Figure content listings
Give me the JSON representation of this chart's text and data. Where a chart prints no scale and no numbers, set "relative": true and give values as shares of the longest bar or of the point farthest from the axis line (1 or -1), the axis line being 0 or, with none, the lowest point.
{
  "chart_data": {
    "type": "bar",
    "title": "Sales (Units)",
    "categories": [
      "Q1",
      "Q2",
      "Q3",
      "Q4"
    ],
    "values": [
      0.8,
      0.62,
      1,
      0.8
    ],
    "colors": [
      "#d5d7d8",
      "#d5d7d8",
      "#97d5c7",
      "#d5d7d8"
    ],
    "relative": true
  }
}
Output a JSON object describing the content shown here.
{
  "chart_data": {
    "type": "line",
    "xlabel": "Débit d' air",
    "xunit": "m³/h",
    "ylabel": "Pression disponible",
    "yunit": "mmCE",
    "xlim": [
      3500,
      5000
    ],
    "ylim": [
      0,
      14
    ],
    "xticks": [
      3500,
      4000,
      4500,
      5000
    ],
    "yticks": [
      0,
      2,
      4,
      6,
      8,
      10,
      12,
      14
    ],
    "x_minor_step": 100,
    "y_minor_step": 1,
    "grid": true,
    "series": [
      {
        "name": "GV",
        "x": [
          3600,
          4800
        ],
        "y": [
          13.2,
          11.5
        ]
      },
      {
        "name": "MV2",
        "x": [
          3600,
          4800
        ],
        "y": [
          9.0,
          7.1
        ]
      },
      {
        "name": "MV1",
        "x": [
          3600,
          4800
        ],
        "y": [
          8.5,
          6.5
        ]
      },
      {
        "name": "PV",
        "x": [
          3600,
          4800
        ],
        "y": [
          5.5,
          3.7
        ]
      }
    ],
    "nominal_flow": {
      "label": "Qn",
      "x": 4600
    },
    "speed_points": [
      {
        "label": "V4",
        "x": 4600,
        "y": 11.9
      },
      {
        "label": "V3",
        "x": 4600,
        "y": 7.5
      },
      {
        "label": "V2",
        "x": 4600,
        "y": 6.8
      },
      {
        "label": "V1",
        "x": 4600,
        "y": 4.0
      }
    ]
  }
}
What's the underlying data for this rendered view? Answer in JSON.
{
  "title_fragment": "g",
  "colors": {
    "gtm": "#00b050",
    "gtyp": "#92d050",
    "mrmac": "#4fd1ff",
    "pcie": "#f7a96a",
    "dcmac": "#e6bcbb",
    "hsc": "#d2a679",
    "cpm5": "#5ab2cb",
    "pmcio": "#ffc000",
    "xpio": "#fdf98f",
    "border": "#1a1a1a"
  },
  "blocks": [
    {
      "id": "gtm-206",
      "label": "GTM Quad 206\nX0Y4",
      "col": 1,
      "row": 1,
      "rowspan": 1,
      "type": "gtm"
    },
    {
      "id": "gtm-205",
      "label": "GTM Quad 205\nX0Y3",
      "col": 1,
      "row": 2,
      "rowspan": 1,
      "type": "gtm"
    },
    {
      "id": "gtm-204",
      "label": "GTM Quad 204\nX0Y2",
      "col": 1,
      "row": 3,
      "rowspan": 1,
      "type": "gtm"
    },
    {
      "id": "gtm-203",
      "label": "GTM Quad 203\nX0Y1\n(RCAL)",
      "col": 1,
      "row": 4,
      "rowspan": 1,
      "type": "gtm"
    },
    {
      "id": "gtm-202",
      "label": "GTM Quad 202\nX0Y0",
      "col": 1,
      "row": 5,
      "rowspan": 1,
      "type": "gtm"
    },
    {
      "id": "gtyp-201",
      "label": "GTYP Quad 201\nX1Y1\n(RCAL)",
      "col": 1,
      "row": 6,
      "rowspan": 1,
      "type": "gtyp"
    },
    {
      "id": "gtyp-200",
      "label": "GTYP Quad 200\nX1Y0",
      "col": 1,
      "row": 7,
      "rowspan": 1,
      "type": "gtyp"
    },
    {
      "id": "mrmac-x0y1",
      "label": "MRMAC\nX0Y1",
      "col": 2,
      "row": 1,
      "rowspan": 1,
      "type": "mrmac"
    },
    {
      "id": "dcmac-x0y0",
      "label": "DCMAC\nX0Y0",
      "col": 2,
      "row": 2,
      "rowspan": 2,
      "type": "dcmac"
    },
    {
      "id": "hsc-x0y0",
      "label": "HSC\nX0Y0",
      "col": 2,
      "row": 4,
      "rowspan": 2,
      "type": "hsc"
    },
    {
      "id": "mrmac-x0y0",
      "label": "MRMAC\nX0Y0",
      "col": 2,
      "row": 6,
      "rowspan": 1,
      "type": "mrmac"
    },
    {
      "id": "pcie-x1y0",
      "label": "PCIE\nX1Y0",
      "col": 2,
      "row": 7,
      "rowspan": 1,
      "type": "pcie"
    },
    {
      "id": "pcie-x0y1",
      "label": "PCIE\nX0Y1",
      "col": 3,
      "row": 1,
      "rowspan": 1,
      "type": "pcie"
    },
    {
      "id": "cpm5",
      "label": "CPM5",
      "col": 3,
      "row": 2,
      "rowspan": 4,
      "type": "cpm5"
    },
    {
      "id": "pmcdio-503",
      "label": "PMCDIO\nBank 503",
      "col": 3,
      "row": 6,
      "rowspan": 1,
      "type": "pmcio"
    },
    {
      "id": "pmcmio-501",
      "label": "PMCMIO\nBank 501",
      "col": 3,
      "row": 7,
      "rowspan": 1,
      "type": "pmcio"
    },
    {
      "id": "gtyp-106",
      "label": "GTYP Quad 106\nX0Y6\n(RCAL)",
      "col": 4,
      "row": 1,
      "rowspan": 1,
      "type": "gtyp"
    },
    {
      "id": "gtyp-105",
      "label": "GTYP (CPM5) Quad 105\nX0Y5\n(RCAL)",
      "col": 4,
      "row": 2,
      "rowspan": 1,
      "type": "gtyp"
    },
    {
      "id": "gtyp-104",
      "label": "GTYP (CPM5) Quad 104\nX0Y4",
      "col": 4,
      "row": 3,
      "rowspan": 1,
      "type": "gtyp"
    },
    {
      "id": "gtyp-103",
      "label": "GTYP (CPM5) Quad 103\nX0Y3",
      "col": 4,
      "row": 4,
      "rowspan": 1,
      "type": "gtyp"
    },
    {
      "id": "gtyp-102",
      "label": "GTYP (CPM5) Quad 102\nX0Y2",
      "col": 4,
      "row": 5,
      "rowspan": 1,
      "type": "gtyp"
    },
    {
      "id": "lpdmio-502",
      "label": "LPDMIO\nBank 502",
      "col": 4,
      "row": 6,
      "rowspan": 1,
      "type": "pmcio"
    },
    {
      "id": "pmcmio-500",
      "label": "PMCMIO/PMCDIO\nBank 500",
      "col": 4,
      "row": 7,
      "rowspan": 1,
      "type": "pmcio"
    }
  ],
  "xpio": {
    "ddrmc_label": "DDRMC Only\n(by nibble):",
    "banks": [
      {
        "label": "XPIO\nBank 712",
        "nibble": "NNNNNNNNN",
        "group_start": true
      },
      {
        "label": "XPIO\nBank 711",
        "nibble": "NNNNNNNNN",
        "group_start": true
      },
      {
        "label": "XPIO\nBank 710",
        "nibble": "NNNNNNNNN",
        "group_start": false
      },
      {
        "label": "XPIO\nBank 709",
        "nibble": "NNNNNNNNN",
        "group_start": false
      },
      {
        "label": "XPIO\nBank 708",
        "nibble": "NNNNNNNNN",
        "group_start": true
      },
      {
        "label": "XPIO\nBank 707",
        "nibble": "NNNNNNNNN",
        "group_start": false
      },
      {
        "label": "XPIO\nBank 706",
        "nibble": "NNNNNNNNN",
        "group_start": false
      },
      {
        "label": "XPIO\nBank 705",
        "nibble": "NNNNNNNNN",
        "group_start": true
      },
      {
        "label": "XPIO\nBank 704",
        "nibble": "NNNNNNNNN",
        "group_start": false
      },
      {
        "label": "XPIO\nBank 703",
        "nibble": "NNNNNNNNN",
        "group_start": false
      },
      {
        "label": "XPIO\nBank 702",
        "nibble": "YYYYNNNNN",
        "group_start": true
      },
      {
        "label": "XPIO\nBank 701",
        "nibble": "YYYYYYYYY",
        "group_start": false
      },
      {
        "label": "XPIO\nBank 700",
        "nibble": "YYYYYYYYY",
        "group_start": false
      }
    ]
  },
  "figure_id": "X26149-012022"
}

Exercise directions: Copy every line that contains the string "RCAL".

Task response:
      "label": "GTM Quad 203\nX0Y1\n(RCAL)",
      "label": "GTYP Quad 201\nX1Y1\n(RCAL)",
      "label": "GTYP Quad 106\nX0Y6\n(RCAL)",
      "label": "GTYP (CPM5) Quad 105\nX0Y5\n(RCAL)",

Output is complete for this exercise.